◆ Problem statement:
Output every line below without omitting or altering anything.

[Raw records]
○ ○ ○ ○ ○ ○ ○

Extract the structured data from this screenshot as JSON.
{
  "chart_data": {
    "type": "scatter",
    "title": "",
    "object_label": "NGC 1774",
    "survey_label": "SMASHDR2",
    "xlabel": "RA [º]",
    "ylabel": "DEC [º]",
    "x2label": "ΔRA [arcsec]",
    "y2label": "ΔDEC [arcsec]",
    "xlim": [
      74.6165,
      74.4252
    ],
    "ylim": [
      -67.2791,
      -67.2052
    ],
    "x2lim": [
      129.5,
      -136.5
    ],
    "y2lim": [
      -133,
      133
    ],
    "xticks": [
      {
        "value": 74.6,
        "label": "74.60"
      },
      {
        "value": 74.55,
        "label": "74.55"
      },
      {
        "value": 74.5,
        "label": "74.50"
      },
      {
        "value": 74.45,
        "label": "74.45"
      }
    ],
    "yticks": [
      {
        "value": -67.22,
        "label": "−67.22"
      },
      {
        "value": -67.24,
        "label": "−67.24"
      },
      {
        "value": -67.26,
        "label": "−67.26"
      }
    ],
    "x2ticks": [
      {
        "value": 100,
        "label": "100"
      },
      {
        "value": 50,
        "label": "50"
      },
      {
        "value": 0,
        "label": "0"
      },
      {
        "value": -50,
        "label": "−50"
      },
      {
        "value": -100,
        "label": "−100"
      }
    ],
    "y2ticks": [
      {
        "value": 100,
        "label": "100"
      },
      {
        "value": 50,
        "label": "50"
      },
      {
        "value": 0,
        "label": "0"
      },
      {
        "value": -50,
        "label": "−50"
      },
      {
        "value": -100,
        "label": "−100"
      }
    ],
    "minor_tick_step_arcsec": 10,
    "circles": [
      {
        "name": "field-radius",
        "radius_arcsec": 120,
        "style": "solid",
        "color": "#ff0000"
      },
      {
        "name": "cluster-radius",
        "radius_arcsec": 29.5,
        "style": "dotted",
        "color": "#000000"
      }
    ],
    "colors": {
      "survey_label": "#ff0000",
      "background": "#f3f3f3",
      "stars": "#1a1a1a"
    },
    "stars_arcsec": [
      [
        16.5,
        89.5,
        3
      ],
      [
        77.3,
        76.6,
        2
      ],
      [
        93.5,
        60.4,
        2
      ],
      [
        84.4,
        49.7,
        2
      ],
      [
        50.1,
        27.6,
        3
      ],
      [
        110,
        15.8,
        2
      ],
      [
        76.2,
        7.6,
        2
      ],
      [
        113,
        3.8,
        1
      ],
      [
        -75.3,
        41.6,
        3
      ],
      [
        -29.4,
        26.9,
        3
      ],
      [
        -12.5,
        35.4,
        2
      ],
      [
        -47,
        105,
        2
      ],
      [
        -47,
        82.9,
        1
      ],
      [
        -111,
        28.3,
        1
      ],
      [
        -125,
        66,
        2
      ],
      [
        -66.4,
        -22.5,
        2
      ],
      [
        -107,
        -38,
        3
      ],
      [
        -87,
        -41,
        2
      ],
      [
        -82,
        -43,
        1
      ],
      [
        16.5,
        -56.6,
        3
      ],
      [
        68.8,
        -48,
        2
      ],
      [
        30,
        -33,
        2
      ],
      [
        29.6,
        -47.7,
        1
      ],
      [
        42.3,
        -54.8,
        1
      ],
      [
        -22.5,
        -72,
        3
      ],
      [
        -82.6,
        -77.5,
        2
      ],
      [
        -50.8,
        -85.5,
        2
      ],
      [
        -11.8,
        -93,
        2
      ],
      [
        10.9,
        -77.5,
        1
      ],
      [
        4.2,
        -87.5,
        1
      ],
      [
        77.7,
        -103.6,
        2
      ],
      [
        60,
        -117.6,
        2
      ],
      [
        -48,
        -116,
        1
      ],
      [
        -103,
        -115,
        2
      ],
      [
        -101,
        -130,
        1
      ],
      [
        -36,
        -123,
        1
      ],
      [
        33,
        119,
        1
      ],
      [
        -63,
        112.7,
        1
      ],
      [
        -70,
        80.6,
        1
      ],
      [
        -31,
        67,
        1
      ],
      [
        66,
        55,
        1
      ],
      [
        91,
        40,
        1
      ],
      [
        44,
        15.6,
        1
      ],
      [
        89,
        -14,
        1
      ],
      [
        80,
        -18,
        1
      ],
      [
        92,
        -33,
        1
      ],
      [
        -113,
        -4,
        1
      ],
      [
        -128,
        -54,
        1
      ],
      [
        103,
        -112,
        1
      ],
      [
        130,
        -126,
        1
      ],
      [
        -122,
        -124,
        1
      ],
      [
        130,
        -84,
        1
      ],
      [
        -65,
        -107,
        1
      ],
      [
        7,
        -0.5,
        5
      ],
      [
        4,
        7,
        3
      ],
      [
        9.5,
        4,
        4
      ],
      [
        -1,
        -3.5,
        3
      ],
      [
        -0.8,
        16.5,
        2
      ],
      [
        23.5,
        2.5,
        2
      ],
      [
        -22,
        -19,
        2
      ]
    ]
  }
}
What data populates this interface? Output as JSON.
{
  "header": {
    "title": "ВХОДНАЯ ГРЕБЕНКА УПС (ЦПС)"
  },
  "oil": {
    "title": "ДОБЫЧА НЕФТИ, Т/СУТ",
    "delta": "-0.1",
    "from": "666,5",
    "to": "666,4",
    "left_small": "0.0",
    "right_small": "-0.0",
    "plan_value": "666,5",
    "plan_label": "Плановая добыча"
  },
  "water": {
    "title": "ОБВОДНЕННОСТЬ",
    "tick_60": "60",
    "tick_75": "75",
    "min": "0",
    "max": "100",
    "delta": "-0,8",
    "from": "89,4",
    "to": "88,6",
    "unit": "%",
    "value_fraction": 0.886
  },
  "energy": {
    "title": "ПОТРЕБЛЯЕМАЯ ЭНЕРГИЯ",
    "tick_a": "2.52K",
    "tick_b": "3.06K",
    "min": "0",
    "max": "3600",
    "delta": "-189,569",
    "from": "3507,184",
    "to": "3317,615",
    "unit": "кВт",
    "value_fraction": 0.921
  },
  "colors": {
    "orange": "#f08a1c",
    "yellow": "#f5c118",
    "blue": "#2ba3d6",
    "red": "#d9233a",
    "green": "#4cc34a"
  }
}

○ ○ ○ ○ ○ ○ ○

◆ Task output:
Extract the structured data from this screenshot as JSON.
{
  "chart_data": {
    "type": "scatter",
    "title": "",
    "object_label": "NGC 1774",
    "survey_label": "SMASHDR2",
    "xlabel": "RA [º]",
    "ylabel": "DEC [º]",
    "x2label": "ΔRA [arcsec]",
    "y2label": "ΔDEC [arcsec]",
    "xlim": [
      74.6165,
      74.4252
    ],
    "ylim": [
      -67.2791,
      -67.2052
    ],
    "x2lim": [
      129.5,
      -136.5
    ],
    "y2lim": [
      -133,
      133
    ],
    "xticks": [
      {
        "value": 74.6,
        "label": "74.60"
      },
      {
        "value": 74.55,
        "label": "74.55"
      },
      {
        "value": 74.5,
        "label": "74.50"
      },
      {
        "value": 74.45,
        "label": "74.45"
      }
    ],
    "yticks": [
      {
        "value": -67.22,
        "label": "−67.22"
      },
      {
        "value": -67.24,
        "label": "−67.24"
      },
      {
        "value": -67.26,
        "label": "−67.26"
      }
    ],
    "x2ticks": [
      {
        "value": 100,
        "label": "100"
      },
      {
        "value": 50,
        "label": "50"
      },
      {
        "value": 0,
        "label": "0"
      },
      {
        "value": -50,
        "label": "−50"
      },
      {
        "value": -100,
        "label": "−100"
      }
    ],
    "y2ticks": [
      {
        "value": 100,
        "label": "100"
      },
      {
        "value": 50,
        "label": "50"
      },
      {
        "value": 0,
        "label": "0"
      },
      {
        "value": -50,
        "label": "−50"
      },
      {
        "value": -100,
        "label": "−100"
      }
    ],
    "minor_tick_step_arcsec": 10,
    "circles": [
      {
        "name": "field-radius",
        "radius_arcsec": 120,
        "style": "solid",
        "color": "#ff0000"
      },
      {
        "name": "cluster-radius",
        "radius_arcsec": 29.5,
        "style": "dotted",
        "color": "#000000"
      }
    ],
    "colors": {
      "survey_label": "#ff0000",
      "background": "#f3f3f3",
      "stars": "#1a1a1a"
    },
    "stars_arcsec": [
      [
        16.5,
        89.5,
        3
      ],
      [
        77.3,
        76.6,
        2
      ],
      [
        93.5,
        60.4,
        2
      ],
      [
        84.4,
        49.7,
        2
      ],
      [
        50.1,
        27.6,
        3
      ],
      [
        110,
        15.8,
        2
      ],
      [
        76.2,
        7.6,
        2
      ],
      [
        113,
        3.8,
        1
      ],
      [
        -75.3,
        41.6,
        3
      ],
      [
        -29.4,
        26.9,
        3
      ],
      [
        -12.5,
        35.4,
        2
      ],
      [
        -47,
        105,
        2
      ],
      [
        -47,
        82.9,
        1
      ],
      [
        -111,
        28.3,
        1
      ],
      [
        -125,
        66,
        2
      ],
      [
        -66.4,
        -22.5,
        2
      ],
      [
        -107,
        -38,
        3
      ],
      [
        -87,
        -41,
        2
      ],
      [
        -82,
        -43,
        1
      ],
      [
        16.5,
        -56.6,
        3
      ],
      [
        68.8,
        -48,
        2
      ],
      [
        30,
        -33,
        2
      ],
      [
        29.6,
        -47.7,
        1
      ],
      [
        42.3,
        -54.8,
        1
      ],
      [
        -22.5,
        -72,
        3
      ],
      [
        -82.6,
        -77.5,
        2
      ],
      [
        -50.8,
        -85.5,
        2
      ],
      [
        -11.8,
        -93,
        2
      ],
      [
        10.9,
        -77.5,
        1
      ],
      [
        4.2,
        -87.5,
        1
      ],
      [
        77.7,
        -103.6,
        2
      ],
      [
        60,
        -117.6,
        2
      ],
      [
        -48,
        -116,
        1
      ],
      [
        -103,
        -115,
        2
      ],
      [
        -101,
        -130,
        1
      ],
      [
        -36,
        -123,
        1
      ],
      [
        33,
        119,
        1
      ],
      [
        -63,
        112.7,
        1
      ],
      [
        -70,
        80.6,
        1
      ],
      [
        -31,
        67,
        1
      ],
      [
        66,
        55,
        1
      ],
      [
        91,
        40,
        1
      ],
      [
        44,
        15.6,
        1
      ],
      [
        89,
        -14,
        1
      ],
      [
        80,
        -18,
        1
      ],
      [
        92,
        -33,
        1
      ],
      [
        -113,
        -4,
        1
      ],
      [
        -128,
        -54,
        1
      ],
      [
        103,
        -112,
        1
      ],
      [
        130,
        -126,
        1
      ],
      [
        -122,
        -124,
        1
      ],
      [
        130,
        -84,
        1
      ],
      [
        -65,
        -107,
        1
      ],
      [
        7,
        -0.5,
        5
      ],
      [
        4,
        7,
        3
      ],
      [
        9.5,
        4,
        4
      ],
      [
        -1,
        -3.5,
        3
      ],
      [
        -0.8,
        16.5,
        2
      ],
      [
        23.5,
        2.5,
        2
      ],
      [
        -22,
        -19,
        2
      ]
    ]
  }
}
What data populates this interface? Output as JSON.
{
  "header": {
    "title": "ВХОДНАЯ ГРЕБЕНКА УПС (ЦПС)"
  },
  "oil": {
    "title": "ДОБЫЧА НЕФТИ, Т/СУТ",
    "delta": "-0.1",
    "from": "666,5",
    "to": "666,4",
    "left_small": "0.0",
    "right_small": "-0.0",
    "plan_value": "666,5",
    "plan_label": "Плановая добыча"
  },
  "water": {
    "title": "ОБВОДНЕННОСТЬ",
    "tick_60": "60",
    "tick_75": "75",
    "min": "0",
    "max": "100",
    "delta": "-0,8",
    "from": "89,4",
    "to": "88,6",
    "unit": "%",
    "value_fraction": 0.886
  },
  "energy": {
    "title": "ПОТРЕБЛЯЕМАЯ ЭНЕРГИЯ",
    "tick_a": "2.52K",
    "tick_b": "3.06K",
    "min": "0",
    "max": "3600",
    "delta": "-189,569",
    "from": "3507,184",
    "to": "3317,615",
    "unit": "кВт",
    "value_fraction": 0.921
  },
  "colors": {
    "orange": "#f08a1c",
    "yellow": "#f5c118",
    "blue": "#2ba3d6",
    "red": "#d9233a",
    "green": "#4cc34a"
  }
}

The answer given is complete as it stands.